--- ROWS ---
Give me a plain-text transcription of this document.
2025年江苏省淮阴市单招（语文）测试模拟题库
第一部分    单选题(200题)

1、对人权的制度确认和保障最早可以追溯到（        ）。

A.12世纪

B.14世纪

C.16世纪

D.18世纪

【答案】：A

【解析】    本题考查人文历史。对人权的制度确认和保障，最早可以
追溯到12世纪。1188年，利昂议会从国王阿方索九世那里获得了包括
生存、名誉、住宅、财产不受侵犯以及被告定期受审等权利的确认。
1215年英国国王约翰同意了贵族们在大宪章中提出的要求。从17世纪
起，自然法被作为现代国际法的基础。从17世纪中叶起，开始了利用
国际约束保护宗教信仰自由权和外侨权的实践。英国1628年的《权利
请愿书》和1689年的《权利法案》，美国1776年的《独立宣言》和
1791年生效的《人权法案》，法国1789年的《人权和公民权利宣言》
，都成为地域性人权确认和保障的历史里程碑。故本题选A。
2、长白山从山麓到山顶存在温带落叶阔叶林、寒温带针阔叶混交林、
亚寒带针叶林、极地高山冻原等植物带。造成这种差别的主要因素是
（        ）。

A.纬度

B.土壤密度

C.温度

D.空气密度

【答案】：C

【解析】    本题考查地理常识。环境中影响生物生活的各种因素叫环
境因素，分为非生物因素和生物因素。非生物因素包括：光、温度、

--- WHAT YOU WILL DO ---
Print the complete listing again, exactly as it stands.

--- COMPLETE ANSWER ---
Give me a plain-text transcription of this document.
2025年江苏省淮阴市单招（语文）测试模拟题库
第一部分    单选题(200题)

1、对人权的制度确认和保障最早可以追溯到（        ）。

A.12世纪

B.14世纪

C.16世纪

D.18世纪

【答案】：A

【解析】    本题考查人文历史。对人权的制度确认和保障，最早可以
追溯到12世纪。1188年，利昂议会从国王阿方索九世那里获得了包括
生存、名誉、住宅、财产不受侵犯以及被告定期受审等权利的确认。
1215年英国国王约翰同意了贵族们在大宪章中提出的要求。从17世纪
起，自然法被作为现代国际法的基础。从17世纪中叶起，开始了利用
国际约束保护宗教信仰自由权和外侨权的实践。英国1628年的《权利
请愿书》和1689年的《权利法案》，美国1776年的《独立宣言》和
1791年生效的《人权法案》，法国1789年的《人权和公民权利宣言》
，都成为地域性人权确认和保障的历史里程碑。故本题选A。
2、长白山从山麓到山顶存在温带落叶阔叶林、寒温带针阔叶混交林、
亚寒带针叶林、极地高山冻原等植物带。造成这种差别的主要因素是
（        ）。

A.纬度

B.土壤密度

C.温度

D.空气密度

【答案】：C

【解析】    本题考查地理常识。环境中影响生物生活的各种因素叫环
境因素，分为非生物因素和生物因素。非生物因素包括：光、温度、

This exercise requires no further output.